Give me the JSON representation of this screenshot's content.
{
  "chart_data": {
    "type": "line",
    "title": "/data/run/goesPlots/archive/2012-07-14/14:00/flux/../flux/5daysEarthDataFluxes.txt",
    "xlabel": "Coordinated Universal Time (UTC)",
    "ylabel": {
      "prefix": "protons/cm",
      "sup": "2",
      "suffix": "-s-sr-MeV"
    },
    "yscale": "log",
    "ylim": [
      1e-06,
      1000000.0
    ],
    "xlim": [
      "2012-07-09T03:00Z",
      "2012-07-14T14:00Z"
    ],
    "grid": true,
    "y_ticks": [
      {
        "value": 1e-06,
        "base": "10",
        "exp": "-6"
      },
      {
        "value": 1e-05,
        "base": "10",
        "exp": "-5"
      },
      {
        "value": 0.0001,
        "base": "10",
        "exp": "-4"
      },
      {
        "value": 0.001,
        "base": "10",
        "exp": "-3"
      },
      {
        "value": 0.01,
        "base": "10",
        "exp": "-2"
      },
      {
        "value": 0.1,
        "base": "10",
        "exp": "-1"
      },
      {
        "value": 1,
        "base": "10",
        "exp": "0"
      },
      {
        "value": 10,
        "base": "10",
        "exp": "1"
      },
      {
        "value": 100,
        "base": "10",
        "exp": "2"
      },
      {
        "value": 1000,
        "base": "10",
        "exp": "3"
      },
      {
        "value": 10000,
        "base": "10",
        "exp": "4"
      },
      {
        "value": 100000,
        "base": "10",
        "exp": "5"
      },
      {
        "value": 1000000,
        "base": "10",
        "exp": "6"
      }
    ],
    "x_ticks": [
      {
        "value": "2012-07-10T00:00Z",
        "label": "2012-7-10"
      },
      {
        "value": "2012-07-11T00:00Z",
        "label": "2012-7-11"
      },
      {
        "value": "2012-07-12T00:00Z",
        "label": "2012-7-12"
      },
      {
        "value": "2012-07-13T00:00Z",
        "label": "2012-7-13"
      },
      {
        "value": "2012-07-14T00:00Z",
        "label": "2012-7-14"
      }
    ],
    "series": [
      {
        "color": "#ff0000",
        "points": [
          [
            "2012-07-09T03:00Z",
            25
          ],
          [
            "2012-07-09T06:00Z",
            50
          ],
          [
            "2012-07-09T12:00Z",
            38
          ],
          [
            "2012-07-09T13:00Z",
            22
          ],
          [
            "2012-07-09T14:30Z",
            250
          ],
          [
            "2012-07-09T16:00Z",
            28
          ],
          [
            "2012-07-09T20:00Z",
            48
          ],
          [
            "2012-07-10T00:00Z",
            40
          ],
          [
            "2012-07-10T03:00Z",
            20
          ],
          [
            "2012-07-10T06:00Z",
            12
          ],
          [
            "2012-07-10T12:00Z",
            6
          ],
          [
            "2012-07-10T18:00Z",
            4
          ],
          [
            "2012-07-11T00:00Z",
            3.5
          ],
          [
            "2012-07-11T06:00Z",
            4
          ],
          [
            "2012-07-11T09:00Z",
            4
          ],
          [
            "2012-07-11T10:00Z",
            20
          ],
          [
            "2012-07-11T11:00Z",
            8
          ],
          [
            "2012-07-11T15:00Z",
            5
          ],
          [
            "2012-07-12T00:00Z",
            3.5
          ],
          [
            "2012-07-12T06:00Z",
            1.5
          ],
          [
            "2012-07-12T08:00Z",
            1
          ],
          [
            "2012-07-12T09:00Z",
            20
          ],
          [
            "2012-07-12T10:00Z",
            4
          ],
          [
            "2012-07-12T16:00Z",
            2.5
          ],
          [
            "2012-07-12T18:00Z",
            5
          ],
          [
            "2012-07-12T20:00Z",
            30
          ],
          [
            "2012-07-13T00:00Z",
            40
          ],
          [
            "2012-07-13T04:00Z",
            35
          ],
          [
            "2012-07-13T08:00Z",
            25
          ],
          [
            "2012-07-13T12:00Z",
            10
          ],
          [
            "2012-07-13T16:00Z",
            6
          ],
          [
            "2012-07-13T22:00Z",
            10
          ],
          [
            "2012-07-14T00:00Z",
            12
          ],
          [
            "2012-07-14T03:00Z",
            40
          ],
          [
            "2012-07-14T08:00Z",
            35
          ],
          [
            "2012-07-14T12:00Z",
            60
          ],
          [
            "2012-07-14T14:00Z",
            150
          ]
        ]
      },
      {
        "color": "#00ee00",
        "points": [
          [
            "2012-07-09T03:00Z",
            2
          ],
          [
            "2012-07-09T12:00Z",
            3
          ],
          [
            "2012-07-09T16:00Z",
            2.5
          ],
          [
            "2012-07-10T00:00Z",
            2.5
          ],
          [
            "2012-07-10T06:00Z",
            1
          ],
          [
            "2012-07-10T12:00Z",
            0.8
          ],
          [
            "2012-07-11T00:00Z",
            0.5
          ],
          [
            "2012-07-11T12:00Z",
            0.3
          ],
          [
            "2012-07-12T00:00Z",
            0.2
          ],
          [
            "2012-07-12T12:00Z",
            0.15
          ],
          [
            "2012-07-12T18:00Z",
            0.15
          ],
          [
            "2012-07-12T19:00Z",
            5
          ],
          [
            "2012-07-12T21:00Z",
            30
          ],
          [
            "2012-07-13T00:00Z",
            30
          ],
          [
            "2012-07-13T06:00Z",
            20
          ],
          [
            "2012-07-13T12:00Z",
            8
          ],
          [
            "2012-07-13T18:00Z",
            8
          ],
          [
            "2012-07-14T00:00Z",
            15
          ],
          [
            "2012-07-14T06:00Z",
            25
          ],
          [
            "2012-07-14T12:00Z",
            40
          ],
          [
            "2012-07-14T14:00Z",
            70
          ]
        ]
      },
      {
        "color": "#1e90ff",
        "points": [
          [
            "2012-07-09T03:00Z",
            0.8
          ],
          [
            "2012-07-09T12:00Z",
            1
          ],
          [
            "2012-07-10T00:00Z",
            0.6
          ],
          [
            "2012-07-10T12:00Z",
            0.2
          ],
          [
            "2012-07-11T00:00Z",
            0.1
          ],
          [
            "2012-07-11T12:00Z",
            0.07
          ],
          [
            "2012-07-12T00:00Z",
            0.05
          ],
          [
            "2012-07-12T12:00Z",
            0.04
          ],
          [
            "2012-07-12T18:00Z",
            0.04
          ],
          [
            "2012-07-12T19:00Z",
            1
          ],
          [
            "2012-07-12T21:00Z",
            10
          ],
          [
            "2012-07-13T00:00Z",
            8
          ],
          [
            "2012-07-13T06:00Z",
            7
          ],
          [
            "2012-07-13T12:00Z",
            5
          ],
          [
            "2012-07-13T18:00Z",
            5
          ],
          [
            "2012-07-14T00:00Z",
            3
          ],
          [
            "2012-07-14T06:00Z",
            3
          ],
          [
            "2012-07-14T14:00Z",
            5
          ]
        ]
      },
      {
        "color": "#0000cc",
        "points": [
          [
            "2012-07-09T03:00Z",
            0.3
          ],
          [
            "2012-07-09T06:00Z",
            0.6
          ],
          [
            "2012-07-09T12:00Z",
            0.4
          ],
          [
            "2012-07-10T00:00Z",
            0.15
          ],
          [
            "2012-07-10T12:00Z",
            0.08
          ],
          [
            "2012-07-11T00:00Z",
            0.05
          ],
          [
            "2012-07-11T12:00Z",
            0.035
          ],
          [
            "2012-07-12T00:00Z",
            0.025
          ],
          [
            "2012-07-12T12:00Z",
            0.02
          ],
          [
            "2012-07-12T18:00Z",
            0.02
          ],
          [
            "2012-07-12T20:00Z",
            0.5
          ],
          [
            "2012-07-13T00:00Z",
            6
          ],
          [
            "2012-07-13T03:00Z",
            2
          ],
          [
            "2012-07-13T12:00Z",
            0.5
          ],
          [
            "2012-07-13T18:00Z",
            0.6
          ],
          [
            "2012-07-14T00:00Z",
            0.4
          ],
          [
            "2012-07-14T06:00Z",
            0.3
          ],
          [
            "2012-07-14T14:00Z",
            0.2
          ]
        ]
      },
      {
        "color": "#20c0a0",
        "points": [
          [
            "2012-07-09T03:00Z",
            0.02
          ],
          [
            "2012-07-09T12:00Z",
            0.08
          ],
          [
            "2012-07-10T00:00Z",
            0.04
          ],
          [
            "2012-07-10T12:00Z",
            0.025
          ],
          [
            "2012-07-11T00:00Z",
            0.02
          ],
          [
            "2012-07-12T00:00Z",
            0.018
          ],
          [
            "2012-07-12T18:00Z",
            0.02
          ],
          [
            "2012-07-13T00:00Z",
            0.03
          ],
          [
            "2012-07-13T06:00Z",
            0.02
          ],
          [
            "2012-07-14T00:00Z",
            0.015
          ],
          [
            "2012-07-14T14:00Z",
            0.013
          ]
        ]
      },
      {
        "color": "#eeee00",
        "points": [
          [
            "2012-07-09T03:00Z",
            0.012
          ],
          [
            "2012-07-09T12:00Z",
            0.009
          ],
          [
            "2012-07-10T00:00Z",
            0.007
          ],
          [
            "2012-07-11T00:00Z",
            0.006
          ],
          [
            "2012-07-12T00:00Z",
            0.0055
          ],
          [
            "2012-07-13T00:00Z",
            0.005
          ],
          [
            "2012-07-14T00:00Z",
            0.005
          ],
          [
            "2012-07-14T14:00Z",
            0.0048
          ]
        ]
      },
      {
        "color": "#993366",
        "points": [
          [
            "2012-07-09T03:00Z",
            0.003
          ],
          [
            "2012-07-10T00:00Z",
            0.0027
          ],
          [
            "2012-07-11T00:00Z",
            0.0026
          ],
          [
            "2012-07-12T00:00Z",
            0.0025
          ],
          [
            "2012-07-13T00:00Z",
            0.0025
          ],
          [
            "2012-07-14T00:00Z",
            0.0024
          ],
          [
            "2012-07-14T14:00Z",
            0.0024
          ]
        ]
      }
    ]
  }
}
^^^^^^^^
WHAT IS EXPECTED> Pick each line holding the word "color" out of the listing.

WRITTEN RESPONSE>
        "color": "#ff0000",
        "color": "#00ee00",
        "color": "#1e90ff",
        "color": "#0000cc",
        "color": "#20c0a0",
        "color": "#eeee00",
        "color": "#993366",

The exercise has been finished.